Would you retype all of these records exactly?

---------- Information supplied ----------

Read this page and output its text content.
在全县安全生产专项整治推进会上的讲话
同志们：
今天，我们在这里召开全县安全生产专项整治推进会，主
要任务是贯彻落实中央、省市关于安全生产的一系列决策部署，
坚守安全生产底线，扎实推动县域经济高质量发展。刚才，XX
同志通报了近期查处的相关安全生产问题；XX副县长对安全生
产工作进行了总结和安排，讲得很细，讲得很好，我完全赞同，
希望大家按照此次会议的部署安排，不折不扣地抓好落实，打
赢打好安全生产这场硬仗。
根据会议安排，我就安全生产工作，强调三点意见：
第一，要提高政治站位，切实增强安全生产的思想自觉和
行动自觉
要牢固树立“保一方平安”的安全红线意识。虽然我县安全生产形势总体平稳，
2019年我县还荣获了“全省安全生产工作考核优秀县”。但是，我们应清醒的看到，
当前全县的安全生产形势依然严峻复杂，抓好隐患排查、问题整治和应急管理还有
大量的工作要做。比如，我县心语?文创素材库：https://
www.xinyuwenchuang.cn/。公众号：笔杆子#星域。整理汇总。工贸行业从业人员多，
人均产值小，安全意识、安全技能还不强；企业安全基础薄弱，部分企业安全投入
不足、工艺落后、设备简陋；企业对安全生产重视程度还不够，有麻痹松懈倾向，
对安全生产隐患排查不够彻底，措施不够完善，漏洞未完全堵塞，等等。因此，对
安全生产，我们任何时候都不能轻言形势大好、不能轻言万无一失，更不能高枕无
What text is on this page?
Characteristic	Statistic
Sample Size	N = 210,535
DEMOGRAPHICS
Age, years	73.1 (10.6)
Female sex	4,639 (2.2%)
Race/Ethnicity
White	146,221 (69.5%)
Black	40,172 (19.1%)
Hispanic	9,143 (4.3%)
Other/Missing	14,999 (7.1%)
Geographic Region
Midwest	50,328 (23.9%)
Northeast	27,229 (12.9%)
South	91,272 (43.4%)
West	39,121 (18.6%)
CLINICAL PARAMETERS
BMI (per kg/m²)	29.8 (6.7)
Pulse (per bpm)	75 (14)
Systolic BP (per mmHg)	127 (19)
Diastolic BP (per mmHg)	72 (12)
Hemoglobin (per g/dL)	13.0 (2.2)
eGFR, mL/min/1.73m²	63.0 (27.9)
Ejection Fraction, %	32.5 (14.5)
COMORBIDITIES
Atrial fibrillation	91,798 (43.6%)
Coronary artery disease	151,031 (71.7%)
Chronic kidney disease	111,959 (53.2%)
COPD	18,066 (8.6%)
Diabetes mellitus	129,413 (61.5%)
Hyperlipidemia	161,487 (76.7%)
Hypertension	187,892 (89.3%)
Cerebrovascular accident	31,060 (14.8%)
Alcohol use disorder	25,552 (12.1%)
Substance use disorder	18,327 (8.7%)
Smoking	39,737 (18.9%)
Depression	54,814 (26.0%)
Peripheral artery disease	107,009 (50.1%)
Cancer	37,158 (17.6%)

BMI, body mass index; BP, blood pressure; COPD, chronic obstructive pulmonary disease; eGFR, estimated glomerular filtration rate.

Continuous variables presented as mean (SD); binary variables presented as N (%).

----------

[Full solution]
Read this page and output its text content.
在全县安全生产专项整治推进会上的讲话
同志们：
今天，我们在这里召开全县安全生产专项整治推进会，主
要任务是贯彻落实中央、省市关于安全生产的一系列决策部署，
坚守安全生产底线，扎实推动县域经济高质量发展。刚才，XX
同志通报了近期查处的相关安全生产问题；XX副县长对安全生
产工作进行了总结和安排，讲得很细，讲得很好，我完全赞同，
希望大家按照此次会议的部署安排，不折不扣地抓好落实，打
赢打好安全生产这场硬仗。
根据会议安排，我就安全生产工作，强调三点意见：
第一，要提高政治站位，切实增强安全生产的思想自觉和
行动自觉
要牢固树立“保一方平安”的安全红线意识。虽然我县安全生产形势总体平稳，
2019年我县还荣获了“全省安全生产工作考核优秀县”。但是，我们应清醒的看到，
当前全县的安全生产形势依然严峻复杂，抓好隐患排查、问题整治和应急管理还有
大量的工作要做。比如，我县心语?文创素材库：https://
www.xinyuwenchuang.cn/。公众号：笔杆子#星域。整理汇总。工贸行业从业人员多，
人均产值小，安全意识、安全技能还不强；企业安全基础薄弱，部分企业安全投入
不足、工艺落后、设备简陋；企业对安全生产重视程度还不够，有麻痹松懈倾向，
对安全生产隐患排查不够彻底，措施不够完善，漏洞未完全堵塞，等等。因此，对
安全生产，我们任何时候都不能轻言形势大好、不能轻言万无一失，更不能高枕无
What text is on this page?
Characteristic	Statistic
Sample Size	N = 210,535
DEMOGRAPHICS
Age, years	73.1 (10.6)
Female sex	4,639 (2.2%)
Race/Ethnicity
White	146,221 (69.5%)
Black	40,172 (19.1%)
Hispanic	9,143 (4.3%)
Other/Missing	14,999 (7.1%)
Geographic Region
Midwest	50,328 (23.9%)
Northeast	27,229 (12.9%)
South	91,272 (43.4%)
West	39,121 (18.6%)
CLINICAL PARAMETERS
BMI (per kg/m²)	29.8 (6.7)
Pulse (per bpm)	75 (14)
Systolic BP (per mmHg)	127 (19)
Diastolic BP (per mmHg)	72 (12)
Hemoglobin (per g/dL)	13.0 (2.2)
eGFR, mL/min/1.73m²	63.0 (27.9)
Ejection Fraction, %	32.5 (14.5)
COMORBIDITIES
Atrial fibrillation	91,798 (43.6%)
Coronary artery disease	151,031 (71.7%)
Chronic kidney disease	111,959 (53.2%)
COPD	18,066 (8.6%)
Diabetes mellitus	129,413 (61.5%)
Hyperlipidemia	161,487 (76.7%)
Hypertension	187,892 (89.3%)
Cerebrovascular accident	31,060 (14.8%)
Alcohol use disorder	25,552 (12.1%)
Substance use disorder	18,327 (8.7%)
Smoking	39,737 (18.9%)
Depression	54,814 (26.0%)
Peripheral artery disease	107,009 (50.1%)
Cancer	37,158 (17.6%)

BMI, body mass index; BP, blood pressure; COPD, chronic obstructive pulmonary disease; eGFR, estimated glomerular filtration rate.

Continuous variables presented as mean (SD); binary variables presented as N (%).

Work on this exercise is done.